▶ _Data supplied_
━━━━━━━━━━━━━━━━━━━━━━━━━━━━━━

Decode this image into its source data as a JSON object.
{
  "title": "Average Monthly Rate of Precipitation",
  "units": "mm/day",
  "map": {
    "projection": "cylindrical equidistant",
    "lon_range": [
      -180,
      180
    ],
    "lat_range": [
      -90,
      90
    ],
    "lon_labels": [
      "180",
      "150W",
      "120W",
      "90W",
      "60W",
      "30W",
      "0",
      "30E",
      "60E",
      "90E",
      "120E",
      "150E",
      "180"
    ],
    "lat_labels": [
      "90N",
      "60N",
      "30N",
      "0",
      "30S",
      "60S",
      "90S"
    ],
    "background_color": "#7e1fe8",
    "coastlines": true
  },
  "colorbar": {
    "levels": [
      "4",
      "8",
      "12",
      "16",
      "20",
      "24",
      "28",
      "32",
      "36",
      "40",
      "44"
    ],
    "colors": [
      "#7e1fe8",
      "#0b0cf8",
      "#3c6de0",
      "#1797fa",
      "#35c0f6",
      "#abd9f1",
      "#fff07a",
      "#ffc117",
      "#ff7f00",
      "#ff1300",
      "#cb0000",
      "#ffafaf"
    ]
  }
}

━━━━━━━━━━━━━━━━━━━━━━━━━━━━━━

▶ _Requirement_
Print every entry exactly as it appears.

▶ _Response to the task_
Decode this image into its source data as a JSON object.
{
  "title": "Average Monthly Rate of Precipitation",
  "units": "mm/day",
  "map": {
    "projection": "cylindrical equidistant",
    "lon_range": [
      -180,
      180
    ],
    "lat_range": [
      -90,
      90
    ],
    "lon_labels": [
      "180",
      "150W",
      "120W",
      "90W",
      "60W",
      "30W",
      "0",
      "30E",
      "60E",
      "90E",
      "120E",
      "150E",
      "180"
    ],
    "lat_labels": [
      "90N",
      "60N",
      "30N",
      "0",
      "30S",
      "60S",
      "90S"
    ],
    "background_color": "#7e1fe8",
    "coastlines": true
  },
  "colorbar": {
    "levels": [
      "4",
      "8",
      "12",
      "16",
      "20",
      "24",
      "28",
      "32",
      "36",
      "40",
      "44"
    ],
    "colors": [
      "#7e1fe8",
      "#0b0cf8",
      "#3c6de0",
      "#1797fa",
      "#35c0f6",
      "#abd9f1",
      "#fff07a",
      "#ffc117",
      "#ff7f00",
      "#ff1300",
      "#cb0000",
      "#ffafaf"
    ]
  }
}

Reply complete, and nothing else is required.